===== INFORMATION SHOWN =====

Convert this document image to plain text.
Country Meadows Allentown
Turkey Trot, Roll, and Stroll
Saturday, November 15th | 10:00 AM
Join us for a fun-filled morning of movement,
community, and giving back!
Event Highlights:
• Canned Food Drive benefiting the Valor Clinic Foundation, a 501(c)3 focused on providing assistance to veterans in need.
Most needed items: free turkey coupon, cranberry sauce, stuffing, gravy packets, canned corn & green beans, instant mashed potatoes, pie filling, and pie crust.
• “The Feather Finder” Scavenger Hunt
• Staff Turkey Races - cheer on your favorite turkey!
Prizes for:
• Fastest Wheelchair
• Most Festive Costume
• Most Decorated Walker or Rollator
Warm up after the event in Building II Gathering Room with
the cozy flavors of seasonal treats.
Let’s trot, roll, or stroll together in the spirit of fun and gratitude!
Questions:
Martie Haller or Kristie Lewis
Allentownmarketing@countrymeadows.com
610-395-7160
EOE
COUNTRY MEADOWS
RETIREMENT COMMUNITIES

=====
===== INFORMATION SHOWN =====

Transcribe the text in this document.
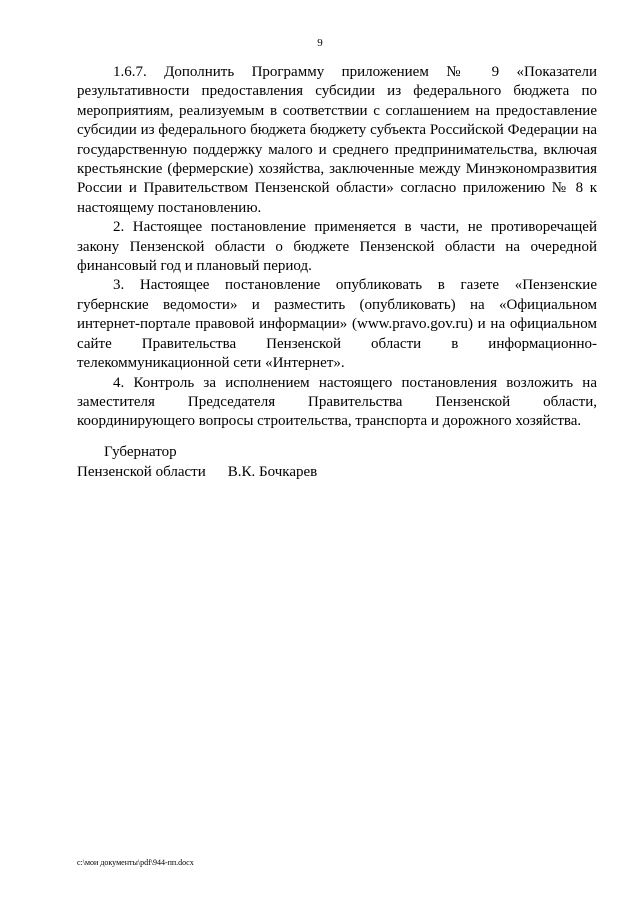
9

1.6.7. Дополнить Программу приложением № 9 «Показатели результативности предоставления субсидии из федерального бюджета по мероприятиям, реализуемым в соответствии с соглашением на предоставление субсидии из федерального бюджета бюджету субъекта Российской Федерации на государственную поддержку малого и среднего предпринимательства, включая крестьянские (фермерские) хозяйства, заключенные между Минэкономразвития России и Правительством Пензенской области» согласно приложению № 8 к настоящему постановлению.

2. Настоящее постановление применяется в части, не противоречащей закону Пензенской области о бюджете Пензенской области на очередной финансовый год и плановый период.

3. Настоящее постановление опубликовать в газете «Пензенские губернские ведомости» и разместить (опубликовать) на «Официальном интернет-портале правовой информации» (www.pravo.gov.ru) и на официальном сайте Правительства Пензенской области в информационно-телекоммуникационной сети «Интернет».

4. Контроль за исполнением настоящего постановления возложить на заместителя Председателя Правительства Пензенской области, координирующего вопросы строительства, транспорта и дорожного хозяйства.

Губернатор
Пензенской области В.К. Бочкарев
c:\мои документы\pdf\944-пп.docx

=====
===== INFORMATION SHOWN =====

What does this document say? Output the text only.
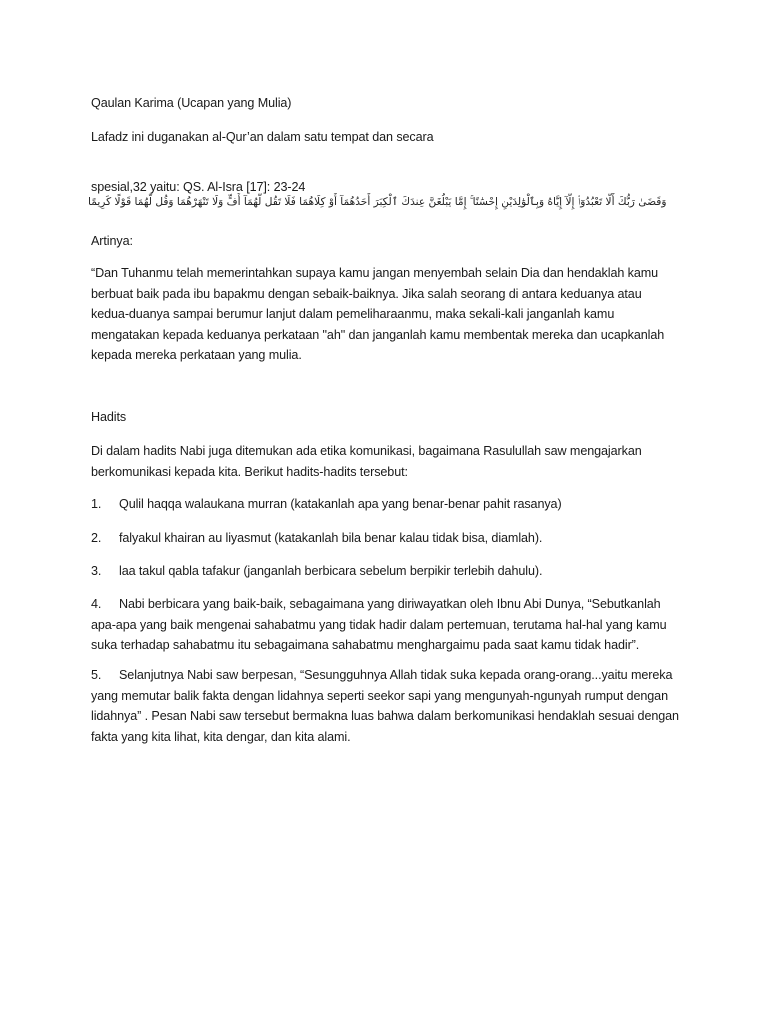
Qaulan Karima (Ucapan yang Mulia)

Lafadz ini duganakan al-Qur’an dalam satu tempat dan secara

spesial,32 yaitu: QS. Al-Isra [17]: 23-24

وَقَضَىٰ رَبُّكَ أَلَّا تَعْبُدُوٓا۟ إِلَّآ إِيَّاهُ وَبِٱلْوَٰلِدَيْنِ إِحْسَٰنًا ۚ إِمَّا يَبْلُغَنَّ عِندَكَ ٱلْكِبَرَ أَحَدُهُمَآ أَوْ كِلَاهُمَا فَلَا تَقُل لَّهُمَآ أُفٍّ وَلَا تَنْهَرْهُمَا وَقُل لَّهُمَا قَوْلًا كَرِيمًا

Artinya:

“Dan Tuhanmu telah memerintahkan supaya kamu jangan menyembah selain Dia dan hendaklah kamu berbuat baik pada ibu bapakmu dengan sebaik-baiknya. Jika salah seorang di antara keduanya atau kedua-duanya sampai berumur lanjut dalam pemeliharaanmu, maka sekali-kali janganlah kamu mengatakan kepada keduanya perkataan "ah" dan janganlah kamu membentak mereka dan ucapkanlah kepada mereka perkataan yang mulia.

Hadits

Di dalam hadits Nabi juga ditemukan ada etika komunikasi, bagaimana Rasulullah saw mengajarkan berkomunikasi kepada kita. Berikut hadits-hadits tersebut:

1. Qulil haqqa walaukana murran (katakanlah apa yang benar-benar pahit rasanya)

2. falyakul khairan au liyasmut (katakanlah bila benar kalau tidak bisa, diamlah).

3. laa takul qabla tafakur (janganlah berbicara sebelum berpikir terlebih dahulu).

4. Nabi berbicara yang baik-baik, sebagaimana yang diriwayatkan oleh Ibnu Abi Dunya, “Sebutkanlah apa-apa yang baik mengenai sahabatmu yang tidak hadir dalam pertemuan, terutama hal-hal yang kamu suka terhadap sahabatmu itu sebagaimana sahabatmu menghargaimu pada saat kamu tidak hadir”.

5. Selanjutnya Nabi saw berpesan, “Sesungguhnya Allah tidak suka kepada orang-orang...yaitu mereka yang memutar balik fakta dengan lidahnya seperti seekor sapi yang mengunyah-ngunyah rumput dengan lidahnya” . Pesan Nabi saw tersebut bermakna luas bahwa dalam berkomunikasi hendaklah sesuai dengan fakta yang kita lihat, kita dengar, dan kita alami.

=====

** REQUIREMENT **
Filter out all lines lacking the word "text" and copy the rest.

** EXERCISE RESPONSE **
Convert this document image to plain text.
Transcribe the text in this document.
What does this document say? Output the text only.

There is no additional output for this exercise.